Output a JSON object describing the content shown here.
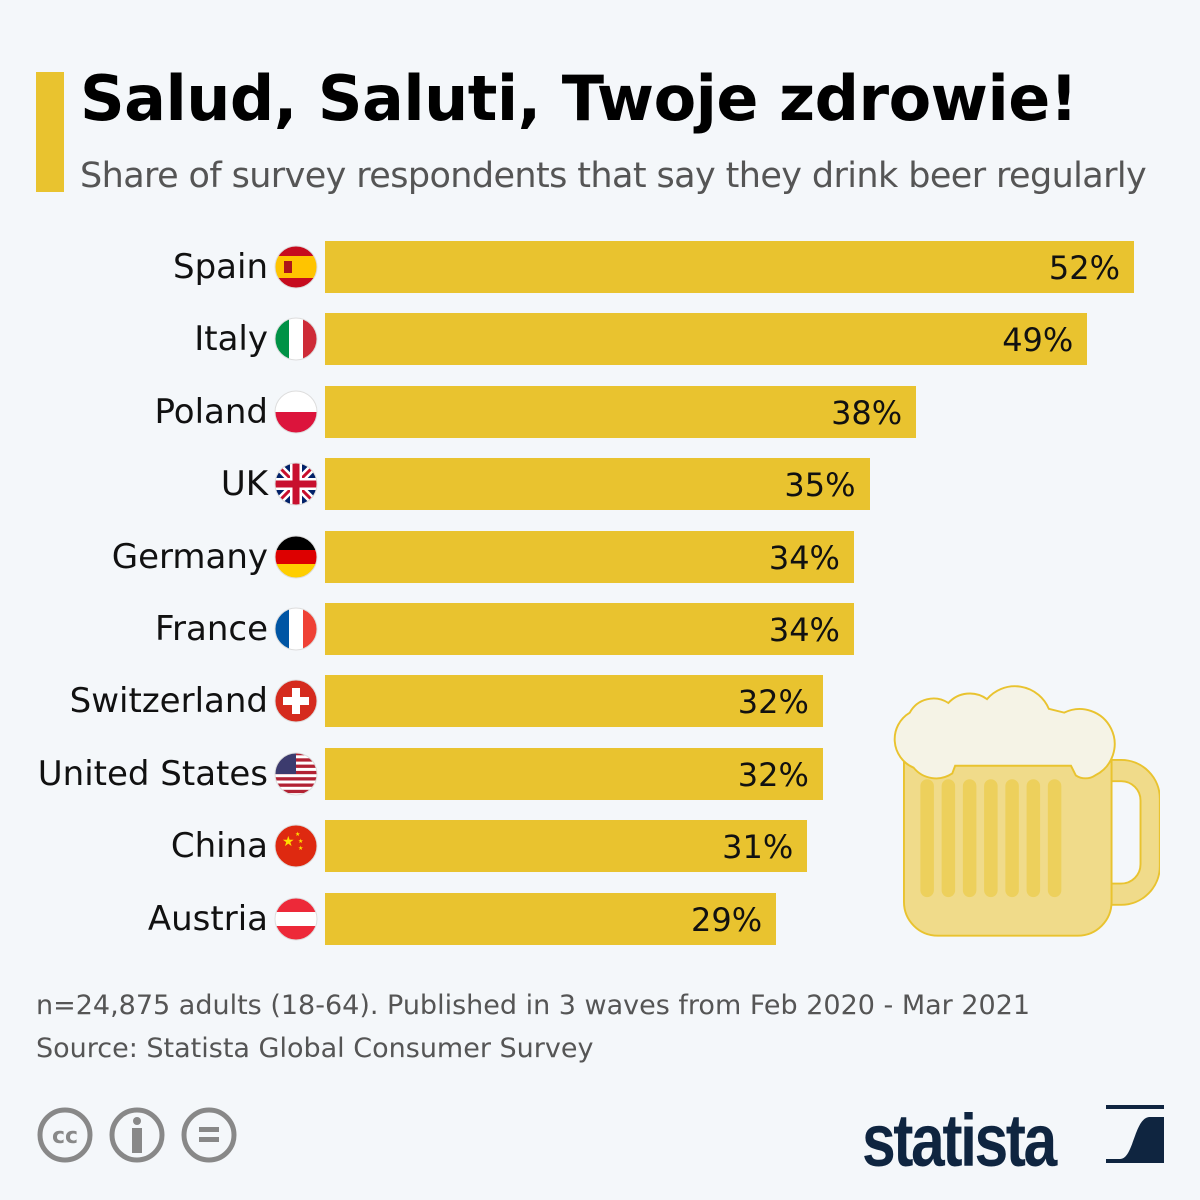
{
  "chart_data": {
    "type": "bar",
    "orientation": "horizontal",
    "title": "Salud, Saluti, Twoje zdrowie!",
    "subtitle": "Share of survey respondents that say they drink beer regularly",
    "categories": [
      "Spain",
      "Italy",
      "Poland",
      "UK",
      "Germany",
      "France",
      "Switzerland",
      "United States",
      "China",
      "Austria"
    ],
    "values": [
      52,
      49,
      38,
      35,
      34,
      34,
      32,
      32,
      31,
      29
    ],
    "value_labels": [
      "52%",
      "49%",
      "38%",
      "35%",
      "34%",
      "34%",
      "32%",
      "32%",
      "31%",
      "29%"
    ],
    "flags": [
      "spain-flag",
      "italy-flag",
      "poland-flag",
      "uk-flag",
      "germany-flag",
      "france-flag",
      "switzerland-flag",
      "us-flag",
      "china-flag",
      "austria-flag"
    ],
    "xlim": [
      0,
      52
    ],
    "grid": false,
    "bar_color": "#e9c32f"
  },
  "footer": {
    "note": "n=24,875 adults (18-64). Published in 3 waves from Feb 2020 - Mar 2021",
    "source": "Source: Statista Global Consumer Survey",
    "brand": "statista"
  },
  "colors": {
    "accent": "#e9c32f",
    "background": "#f4f7fa",
    "brand": "#0f2540"
  }
}
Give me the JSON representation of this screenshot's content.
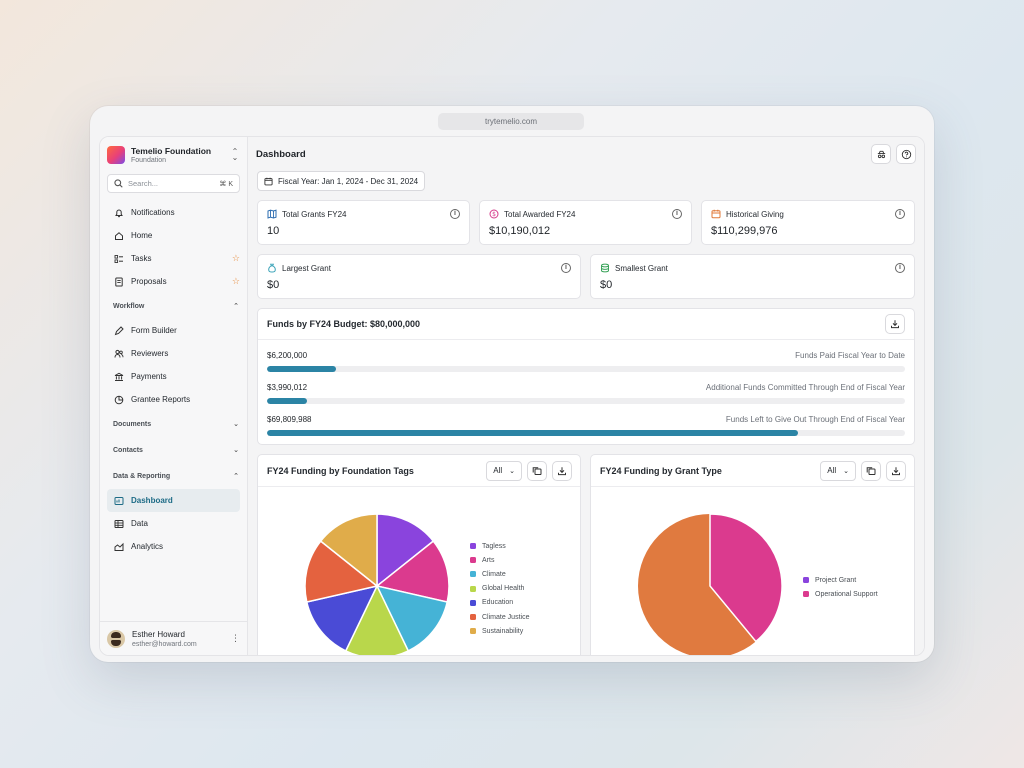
{
  "browser": {
    "url": "trytemelio.com"
  },
  "sidebar": {
    "org_name": "Temelio Foundation",
    "org_type": "Foundation",
    "search_placeholder": "Search...",
    "search_shortcut": "⌘ K",
    "items": [
      {
        "label": "Notifications",
        "icon": "bell-icon"
      },
      {
        "label": "Home",
        "icon": "home-icon"
      },
      {
        "label": "Tasks",
        "icon": "checklist-icon",
        "starred": true
      },
      {
        "label": "Proposals",
        "icon": "document-icon",
        "starred": true
      }
    ],
    "workflow": {
      "label": "Workflow",
      "items": [
        {
          "label": "Form Builder",
          "icon": "pen-icon"
        },
        {
          "label": "Reviewers",
          "icon": "people-icon"
        },
        {
          "label": "Payments",
          "icon": "bank-icon"
        },
        {
          "label": "Grantee Reports",
          "icon": "pie-chart-icon"
        }
      ]
    },
    "documents_label": "Documents",
    "contacts_label": "Contacts",
    "reporting": {
      "label": "Data & Reporting",
      "items": [
        {
          "label": "Dashboard",
          "icon": "dashboard-icon",
          "active": true
        },
        {
          "label": "Data",
          "icon": "table-icon"
        },
        {
          "label": "Analytics",
          "icon": "analytics-icon"
        }
      ]
    },
    "user": {
      "name": "Esther Howard",
      "email": "esther@howard.com"
    }
  },
  "header": {
    "title": "Dashboard"
  },
  "fiscal_year": "Fiscal Year: Jan 1, 2024 - Dec 31, 2024",
  "stats": [
    {
      "label": "Total Grants FY24",
      "value": "10",
      "icon": "book-icon",
      "color": "#2b6cb0"
    },
    {
      "label": "Total Awarded FY24",
      "value": "$10,190,012",
      "icon": "dollar-icon",
      "color": "#d63a8a"
    },
    {
      "label": "Historical Giving",
      "value": "$110,299,976",
      "icon": "calendar-icon",
      "color": "#e07a3a"
    },
    {
      "label": "Largest Grant",
      "value": "$0",
      "icon": "money-bag-icon",
      "color": "#3aa3b8"
    },
    {
      "label": "Smallest Grant",
      "value": "$0",
      "icon": "coins-icon",
      "color": "#3aa35a"
    }
  ],
  "budget": {
    "title": "Funds by FY24 Budget: $80,000,000",
    "rows": [
      {
        "amount": "$6,200,000",
        "label": "Funds Paid Fiscal Year to Date",
        "fraction": 0.1075
      },
      {
        "amount": "$3,990,012",
        "label": "Additional Funds Committed Through End of Fiscal Year",
        "fraction": 0.0625
      },
      {
        "amount": "$69,809,988",
        "label": "Funds Left to Give Out Through End of Fiscal Year",
        "fraction": 0.8325
      }
    ]
  },
  "charts": {
    "filter_label": "All",
    "tags_title": "FY24 Funding by Foundation Tags",
    "type_title": "FY24 Funding by Grant Type"
  },
  "chart_data": [
    {
      "type": "pie",
      "title": "FY24 Funding by Foundation Tags",
      "categories": [
        "Tagless",
        "Arts",
        "Climate",
        "Global Health",
        "Education",
        "Climate Justice",
        "Sustainability"
      ],
      "values": [
        14.29,
        14.29,
        14.29,
        14.29,
        14.29,
        14.29,
        14.29
      ],
      "colors": [
        "#8a44dd",
        "#db3a8e",
        "#45b3d6",
        "#b9d74b",
        "#4a4bd6",
        "#e4623f",
        "#e0ac4a"
      ],
      "legend": "right"
    },
    {
      "type": "pie",
      "title": "FY24 Funding by Grant Type",
      "categories": [
        "Project Grant",
        "Operational Support"
      ],
      "values": [
        0,
        39
      ],
      "colors": [
        "#8a44dd",
        "#db3a8e"
      ],
      "remainder_color": "#e07a3f",
      "legend": "right"
    }
  ]
}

# INSTRUCTIONS TO FOLLOW:
Print all entries exactly. The images do not belong in the copy.

# RESPONSE TO THE EXERCISE:
Output a JSON object describing the content shown here.
{
  "chart_data": {
    "type": "bar",
    "orientation": "horizontal",
    "title": "Salud, Saluti, Twoje zdrowie!",
    "subtitle": "Share of survey respondents that say they drink beer regularly",
    "categories": [
      "Spain",
      "Italy",
      "Poland",
      "UK",
      "Germany",
      "France",
      "Switzerland",
      "United States",
      "China",
      "Austria"
    ],
    "values": [
      52,
      49,
      38,
      35,
      34,
      34,
      32,
      32,
      31,
      29
    ],
    "value_labels": [
      "52%",
      "49%",
      "38%",
      "35%",
      "34%",
      "34%",
      "32%",
      "32%",
      "31%",
      "29%"
    ],
    "flags": [
      "spain-flag",
      "italy-flag",
      "poland-flag",
      "uk-flag",
      "germany-flag",
      "france-flag",
      "switzerland-flag",
      "us-flag",
      "china-flag",
      "austria-flag"
    ],
    "xlim": [
      0,
      52
    ],
    "grid": false,
    "bar_color": "#e9c32f"
  },
  "footer": {
    "note": "n=24,875 adults (18-64). Published in 3 waves from Feb 2020 - Mar 2021",
    "source": "Source: Statista Global Consumer Survey",
    "brand": "statista"
  },
  "colors": {
    "accent": "#e9c32f",
    "background": "#f4f7fa",
    "brand": "#0f2540"
  }
}
Give me the JSON representation of this screenshot's content.
{
  "browser": {
    "url": "trytemelio.com"
  },
  "sidebar": {
    "org_name": "Temelio Foundation",
    "org_type": "Foundation",
    "search_placeholder": "Search...",
    "search_shortcut": "⌘ K",
    "items": [
      {
        "label": "Notifications",
        "icon": "bell-icon"
      },
      {
        "label": "Home",
        "icon": "home-icon"
      },
      {
        "label": "Tasks",
        "icon": "checklist-icon",
        "starred": true
      },
      {
        "label": "Proposals",
        "icon": "document-icon",
        "starred": true
      }
    ],
    "workflow": {
      "label": "Workflow",
      "items": [
        {
          "label": "Form Builder",
          "icon": "pen-icon"
        },
        {
          "label": "Reviewers",
          "icon": "people-icon"
        },
        {
          "label": "Payments",
          "icon": "bank-icon"
        },
        {
          "label": "Grantee Reports",
          "icon": "pie-chart-icon"
        }
      ]
    },
    "documents_label": "Documents",
    "contacts_label": "Contacts",
    "reporting": {
      "label": "Data & Reporting",
      "items": [
        {
          "label": "Dashboard",
          "icon": "dashboard-icon",
          "active": true
        },
        {
          "label": "Data",
          "icon": "table-icon"
        },
        {
          "label": "Analytics",
          "icon": "analytics-icon"
        }
      ]
    },
    "user": {
      "name": "Esther Howard",
      "email": "esther@howard.com"
    }
  },
  "header": {
    "title": "Dashboard"
  },
  "fiscal_year": "Fiscal Year: Jan 1, 2024 - Dec 31, 2024",
  "stats": [
    {
      "label": "Total Grants FY24",
      "value": "10",
      "icon": "book-icon",
      "color": "#2b6cb0"
    },
    {
      "label": "Total Awarded FY24",
      "value": "$10,190,012",
      "icon": "dollar-icon",
      "color": "#d63a8a"
    },
    {
      "label": "Historical Giving",
      "value": "$110,299,976",
      "icon": "calendar-icon",
      "color": "#e07a3a"
    },
    {
      "label": "Largest Grant",
      "value": "$0",
      "icon": "money-bag-icon",
      "color": "#3aa3b8"
    },
    {
      "label": "Smallest Grant",
      "value": "$0",
      "icon": "coins-icon",
      "color": "#3aa35a"
    }
  ],
  "budget": {
    "title": "Funds by FY24 Budget: $80,000,000",
    "rows": [
      {
        "amount": "$6,200,000",
        "label": "Funds Paid Fiscal Year to Date",
        "fraction": 0.1075
      },
      {
        "amount": "$3,990,012",
        "label": "Additional Funds Committed Through End of Fiscal Year",
        "fraction": 0.0625
      },
      {
        "amount": "$69,809,988",
        "label": "Funds Left to Give Out Through End of Fiscal Year",
        "fraction": 0.8325
      }
    ]
  },
  "charts": {
    "filter_label": "All",
    "tags_title": "FY24 Funding by Foundation Tags",
    "type_title": "FY24 Funding by Grant Type"
  },
  "chart_data": [
    {
      "type": "pie",
      "title": "FY24 Funding by Foundation Tags",
      "categories": [
        "Tagless",
        "Arts",
        "Climate",
        "Global Health",
        "Education",
        "Climate Justice",
        "Sustainability"
      ],
      "values": [
        14.29,
        14.29,
        14.29,
        14.29,
        14.29,
        14.29,
        14.29
      ],
      "colors": [
        "#8a44dd",
        "#db3a8e",
        "#45b3d6",
        "#b9d74b",
        "#4a4bd6",
        "#e4623f",
        "#e0ac4a"
      ],
      "legend": "right"
    },
    {
      "type": "pie",
      "title": "FY24 Funding by Grant Type",
      "categories": [
        "Project Grant",
        "Operational Support"
      ],
      "values": [
        0,
        39
      ],
      "colors": [
        "#8a44dd",
        "#db3a8e"
      ],
      "remainder_color": "#e07a3f",
      "legend": "right"
    }
  ]
}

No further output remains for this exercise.